----- RECORD EXTRACTS

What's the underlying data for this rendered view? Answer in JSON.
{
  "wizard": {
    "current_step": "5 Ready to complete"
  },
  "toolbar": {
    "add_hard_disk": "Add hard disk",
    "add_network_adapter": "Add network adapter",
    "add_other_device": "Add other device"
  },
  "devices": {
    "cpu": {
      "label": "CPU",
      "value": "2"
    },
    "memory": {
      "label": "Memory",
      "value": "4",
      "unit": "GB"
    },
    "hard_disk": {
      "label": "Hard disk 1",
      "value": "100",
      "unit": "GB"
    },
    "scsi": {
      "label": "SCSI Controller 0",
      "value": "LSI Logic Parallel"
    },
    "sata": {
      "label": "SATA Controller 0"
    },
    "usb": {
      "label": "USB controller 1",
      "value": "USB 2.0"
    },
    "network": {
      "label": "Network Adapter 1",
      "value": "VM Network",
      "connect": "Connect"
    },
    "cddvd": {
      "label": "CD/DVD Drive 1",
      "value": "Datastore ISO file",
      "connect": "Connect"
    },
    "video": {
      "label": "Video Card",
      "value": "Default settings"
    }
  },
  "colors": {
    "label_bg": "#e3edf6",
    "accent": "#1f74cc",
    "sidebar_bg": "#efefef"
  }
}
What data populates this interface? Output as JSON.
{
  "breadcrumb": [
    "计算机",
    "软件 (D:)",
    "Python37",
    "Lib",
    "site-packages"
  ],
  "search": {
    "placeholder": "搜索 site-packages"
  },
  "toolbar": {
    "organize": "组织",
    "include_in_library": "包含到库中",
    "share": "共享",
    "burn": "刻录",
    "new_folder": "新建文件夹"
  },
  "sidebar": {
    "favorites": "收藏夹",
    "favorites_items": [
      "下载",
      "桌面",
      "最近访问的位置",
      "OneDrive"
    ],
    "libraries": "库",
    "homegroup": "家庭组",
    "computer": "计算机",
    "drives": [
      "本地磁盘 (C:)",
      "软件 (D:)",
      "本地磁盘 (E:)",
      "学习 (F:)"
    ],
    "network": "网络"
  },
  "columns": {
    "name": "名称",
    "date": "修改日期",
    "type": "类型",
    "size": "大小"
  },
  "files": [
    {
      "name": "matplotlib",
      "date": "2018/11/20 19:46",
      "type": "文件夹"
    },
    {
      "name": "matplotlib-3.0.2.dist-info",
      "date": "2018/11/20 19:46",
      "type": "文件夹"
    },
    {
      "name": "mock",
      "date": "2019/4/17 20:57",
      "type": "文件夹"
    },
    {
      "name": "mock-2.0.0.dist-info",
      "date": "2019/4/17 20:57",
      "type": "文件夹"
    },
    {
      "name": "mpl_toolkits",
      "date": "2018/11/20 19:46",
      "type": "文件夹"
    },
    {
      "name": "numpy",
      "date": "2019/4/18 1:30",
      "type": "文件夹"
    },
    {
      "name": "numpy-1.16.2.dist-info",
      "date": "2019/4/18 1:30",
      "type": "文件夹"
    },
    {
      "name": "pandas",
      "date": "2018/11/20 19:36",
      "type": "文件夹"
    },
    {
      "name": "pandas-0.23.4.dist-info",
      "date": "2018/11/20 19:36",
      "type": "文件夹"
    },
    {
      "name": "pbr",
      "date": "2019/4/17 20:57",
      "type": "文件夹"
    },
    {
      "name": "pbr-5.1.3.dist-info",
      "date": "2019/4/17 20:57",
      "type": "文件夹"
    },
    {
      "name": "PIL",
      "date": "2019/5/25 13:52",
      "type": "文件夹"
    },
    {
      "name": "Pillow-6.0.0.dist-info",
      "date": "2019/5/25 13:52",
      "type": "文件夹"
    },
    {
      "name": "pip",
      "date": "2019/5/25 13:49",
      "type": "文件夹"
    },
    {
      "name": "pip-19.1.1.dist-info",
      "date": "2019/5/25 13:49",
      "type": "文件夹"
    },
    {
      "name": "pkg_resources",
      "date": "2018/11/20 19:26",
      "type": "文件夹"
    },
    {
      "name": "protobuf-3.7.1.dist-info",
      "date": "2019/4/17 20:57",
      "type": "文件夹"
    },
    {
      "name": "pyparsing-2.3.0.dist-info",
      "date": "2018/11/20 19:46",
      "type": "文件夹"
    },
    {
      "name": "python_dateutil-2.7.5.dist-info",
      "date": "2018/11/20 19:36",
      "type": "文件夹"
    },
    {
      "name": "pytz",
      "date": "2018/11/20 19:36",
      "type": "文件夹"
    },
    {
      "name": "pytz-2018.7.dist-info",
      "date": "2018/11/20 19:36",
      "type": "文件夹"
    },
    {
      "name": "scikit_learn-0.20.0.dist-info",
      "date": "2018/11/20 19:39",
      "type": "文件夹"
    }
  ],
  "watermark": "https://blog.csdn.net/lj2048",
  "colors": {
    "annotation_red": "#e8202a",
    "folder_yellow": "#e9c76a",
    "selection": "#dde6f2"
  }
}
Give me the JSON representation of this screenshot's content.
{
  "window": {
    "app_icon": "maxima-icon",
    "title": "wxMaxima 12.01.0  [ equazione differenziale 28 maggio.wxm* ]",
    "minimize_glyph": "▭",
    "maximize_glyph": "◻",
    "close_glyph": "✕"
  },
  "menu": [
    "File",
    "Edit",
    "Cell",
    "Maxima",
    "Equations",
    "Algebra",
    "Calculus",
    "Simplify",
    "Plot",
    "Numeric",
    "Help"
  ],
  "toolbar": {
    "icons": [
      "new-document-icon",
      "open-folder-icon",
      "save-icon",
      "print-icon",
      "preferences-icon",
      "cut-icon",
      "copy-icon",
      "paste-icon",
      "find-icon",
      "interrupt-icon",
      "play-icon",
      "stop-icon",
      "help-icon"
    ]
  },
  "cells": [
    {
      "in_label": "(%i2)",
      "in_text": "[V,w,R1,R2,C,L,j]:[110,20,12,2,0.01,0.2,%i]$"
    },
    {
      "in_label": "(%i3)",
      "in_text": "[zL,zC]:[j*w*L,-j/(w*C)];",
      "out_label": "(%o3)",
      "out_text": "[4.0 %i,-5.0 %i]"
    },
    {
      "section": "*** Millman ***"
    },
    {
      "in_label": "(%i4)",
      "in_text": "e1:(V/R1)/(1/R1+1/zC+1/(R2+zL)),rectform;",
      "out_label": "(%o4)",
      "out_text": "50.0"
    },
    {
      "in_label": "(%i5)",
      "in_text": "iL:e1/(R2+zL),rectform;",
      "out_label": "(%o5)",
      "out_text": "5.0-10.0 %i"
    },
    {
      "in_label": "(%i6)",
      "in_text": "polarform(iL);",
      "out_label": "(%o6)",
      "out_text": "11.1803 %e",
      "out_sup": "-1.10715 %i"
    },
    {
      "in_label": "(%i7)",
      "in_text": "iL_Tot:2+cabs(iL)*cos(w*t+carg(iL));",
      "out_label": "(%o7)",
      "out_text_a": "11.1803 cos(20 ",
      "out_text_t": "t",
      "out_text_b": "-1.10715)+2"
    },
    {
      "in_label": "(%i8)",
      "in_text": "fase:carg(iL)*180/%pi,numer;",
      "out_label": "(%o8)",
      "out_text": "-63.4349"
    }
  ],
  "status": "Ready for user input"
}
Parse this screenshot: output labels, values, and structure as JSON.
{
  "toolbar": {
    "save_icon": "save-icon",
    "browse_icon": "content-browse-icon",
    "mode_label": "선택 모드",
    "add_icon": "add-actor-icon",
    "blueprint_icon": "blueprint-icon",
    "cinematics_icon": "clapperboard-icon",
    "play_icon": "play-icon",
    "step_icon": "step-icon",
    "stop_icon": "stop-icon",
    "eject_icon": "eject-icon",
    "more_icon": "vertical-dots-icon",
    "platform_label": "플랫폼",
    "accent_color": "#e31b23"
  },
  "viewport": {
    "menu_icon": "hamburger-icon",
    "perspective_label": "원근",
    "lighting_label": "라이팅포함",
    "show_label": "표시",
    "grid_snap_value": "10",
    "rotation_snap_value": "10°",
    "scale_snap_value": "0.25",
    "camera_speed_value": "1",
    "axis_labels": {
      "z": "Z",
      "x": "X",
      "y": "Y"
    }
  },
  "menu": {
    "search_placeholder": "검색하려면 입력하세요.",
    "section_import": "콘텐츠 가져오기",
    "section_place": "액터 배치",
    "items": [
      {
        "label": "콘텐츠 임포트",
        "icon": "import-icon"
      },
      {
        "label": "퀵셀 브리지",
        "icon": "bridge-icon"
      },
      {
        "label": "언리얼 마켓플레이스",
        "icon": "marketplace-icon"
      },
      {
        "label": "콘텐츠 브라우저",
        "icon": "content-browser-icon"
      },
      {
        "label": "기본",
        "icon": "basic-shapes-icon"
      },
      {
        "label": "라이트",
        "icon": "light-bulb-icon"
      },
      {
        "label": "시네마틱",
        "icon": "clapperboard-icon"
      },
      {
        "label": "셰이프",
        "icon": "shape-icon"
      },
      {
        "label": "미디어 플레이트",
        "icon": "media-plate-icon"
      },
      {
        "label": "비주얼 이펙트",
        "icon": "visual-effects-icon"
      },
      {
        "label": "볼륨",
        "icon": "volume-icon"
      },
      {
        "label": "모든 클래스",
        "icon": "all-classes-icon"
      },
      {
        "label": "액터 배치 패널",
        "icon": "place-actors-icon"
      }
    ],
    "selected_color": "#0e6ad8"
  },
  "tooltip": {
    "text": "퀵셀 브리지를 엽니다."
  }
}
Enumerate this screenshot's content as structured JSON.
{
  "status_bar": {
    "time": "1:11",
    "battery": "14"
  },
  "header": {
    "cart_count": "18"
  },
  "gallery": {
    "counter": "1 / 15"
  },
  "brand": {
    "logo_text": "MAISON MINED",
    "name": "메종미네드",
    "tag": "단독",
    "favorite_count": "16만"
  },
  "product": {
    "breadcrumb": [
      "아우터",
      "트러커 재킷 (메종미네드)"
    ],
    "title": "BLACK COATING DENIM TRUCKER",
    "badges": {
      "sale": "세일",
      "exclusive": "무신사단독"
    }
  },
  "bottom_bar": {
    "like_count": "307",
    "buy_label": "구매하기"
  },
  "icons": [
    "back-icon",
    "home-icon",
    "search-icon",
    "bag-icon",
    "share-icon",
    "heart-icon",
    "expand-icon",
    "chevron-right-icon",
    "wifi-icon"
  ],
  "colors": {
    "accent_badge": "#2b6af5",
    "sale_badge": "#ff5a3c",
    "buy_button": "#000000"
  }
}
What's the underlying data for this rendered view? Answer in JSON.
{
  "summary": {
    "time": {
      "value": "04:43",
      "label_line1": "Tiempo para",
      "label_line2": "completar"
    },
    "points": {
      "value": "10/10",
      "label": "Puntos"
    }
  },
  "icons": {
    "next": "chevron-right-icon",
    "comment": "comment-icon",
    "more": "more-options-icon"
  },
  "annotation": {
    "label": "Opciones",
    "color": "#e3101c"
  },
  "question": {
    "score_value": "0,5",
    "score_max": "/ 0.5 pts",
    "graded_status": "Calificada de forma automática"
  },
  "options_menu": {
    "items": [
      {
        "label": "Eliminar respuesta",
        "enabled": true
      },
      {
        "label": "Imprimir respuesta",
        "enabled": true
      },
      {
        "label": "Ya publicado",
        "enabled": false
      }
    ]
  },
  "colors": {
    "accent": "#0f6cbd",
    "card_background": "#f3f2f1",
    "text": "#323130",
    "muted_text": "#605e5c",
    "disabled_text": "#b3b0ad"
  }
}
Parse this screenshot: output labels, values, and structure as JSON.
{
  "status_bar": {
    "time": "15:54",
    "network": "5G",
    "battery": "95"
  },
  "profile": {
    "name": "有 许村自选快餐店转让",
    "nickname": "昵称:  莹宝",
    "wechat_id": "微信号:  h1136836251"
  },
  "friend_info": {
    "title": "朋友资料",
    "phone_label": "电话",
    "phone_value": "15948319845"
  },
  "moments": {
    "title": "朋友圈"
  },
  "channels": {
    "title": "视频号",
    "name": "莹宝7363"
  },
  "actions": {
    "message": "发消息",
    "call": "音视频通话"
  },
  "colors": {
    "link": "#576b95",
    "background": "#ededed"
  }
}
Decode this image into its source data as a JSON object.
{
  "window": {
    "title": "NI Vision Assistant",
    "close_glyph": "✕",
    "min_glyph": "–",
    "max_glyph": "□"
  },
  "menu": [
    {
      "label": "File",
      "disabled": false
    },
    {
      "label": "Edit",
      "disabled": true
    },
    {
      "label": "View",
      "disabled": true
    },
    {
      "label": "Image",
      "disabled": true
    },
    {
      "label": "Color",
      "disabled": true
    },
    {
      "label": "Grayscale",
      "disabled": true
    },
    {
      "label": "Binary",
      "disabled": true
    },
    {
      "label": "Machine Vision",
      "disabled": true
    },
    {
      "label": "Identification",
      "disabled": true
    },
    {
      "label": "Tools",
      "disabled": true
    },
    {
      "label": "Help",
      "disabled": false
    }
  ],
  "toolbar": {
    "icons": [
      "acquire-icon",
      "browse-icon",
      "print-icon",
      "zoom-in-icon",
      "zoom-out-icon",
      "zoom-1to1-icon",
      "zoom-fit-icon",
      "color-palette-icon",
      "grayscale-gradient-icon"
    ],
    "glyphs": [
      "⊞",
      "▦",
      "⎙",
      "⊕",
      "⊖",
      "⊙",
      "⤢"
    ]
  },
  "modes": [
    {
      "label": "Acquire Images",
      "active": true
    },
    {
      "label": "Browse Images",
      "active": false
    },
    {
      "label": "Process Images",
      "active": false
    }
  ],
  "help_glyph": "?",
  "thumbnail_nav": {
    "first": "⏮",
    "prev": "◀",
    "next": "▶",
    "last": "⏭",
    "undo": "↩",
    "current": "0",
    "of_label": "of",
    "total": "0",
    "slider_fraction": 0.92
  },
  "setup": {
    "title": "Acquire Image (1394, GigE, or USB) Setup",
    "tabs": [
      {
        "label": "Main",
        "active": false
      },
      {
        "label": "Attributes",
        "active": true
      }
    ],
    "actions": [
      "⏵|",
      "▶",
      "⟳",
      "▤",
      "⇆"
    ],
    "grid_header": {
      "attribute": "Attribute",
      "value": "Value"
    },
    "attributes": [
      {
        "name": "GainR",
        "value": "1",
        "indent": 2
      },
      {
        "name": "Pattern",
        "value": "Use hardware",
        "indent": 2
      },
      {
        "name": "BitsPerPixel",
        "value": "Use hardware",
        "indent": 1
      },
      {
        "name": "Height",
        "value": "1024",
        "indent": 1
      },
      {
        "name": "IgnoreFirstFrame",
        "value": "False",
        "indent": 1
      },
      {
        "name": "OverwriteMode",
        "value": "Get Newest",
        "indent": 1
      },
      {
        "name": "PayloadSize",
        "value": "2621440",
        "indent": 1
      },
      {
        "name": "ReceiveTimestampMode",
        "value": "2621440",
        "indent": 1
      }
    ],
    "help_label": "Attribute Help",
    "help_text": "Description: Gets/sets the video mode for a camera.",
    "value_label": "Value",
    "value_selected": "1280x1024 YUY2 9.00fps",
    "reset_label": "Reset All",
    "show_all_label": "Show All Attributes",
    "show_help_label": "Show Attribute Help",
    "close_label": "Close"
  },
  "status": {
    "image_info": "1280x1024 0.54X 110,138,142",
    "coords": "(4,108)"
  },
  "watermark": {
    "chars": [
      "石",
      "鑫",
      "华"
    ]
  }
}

----------

REQUIREMENTS: Only lines that contain the word "matplotlib" are wanted; copy each of them.

THE RESPONSE:
      "name": "matplotlib",
      "name": "matplotlib-3.0.2.dist-info",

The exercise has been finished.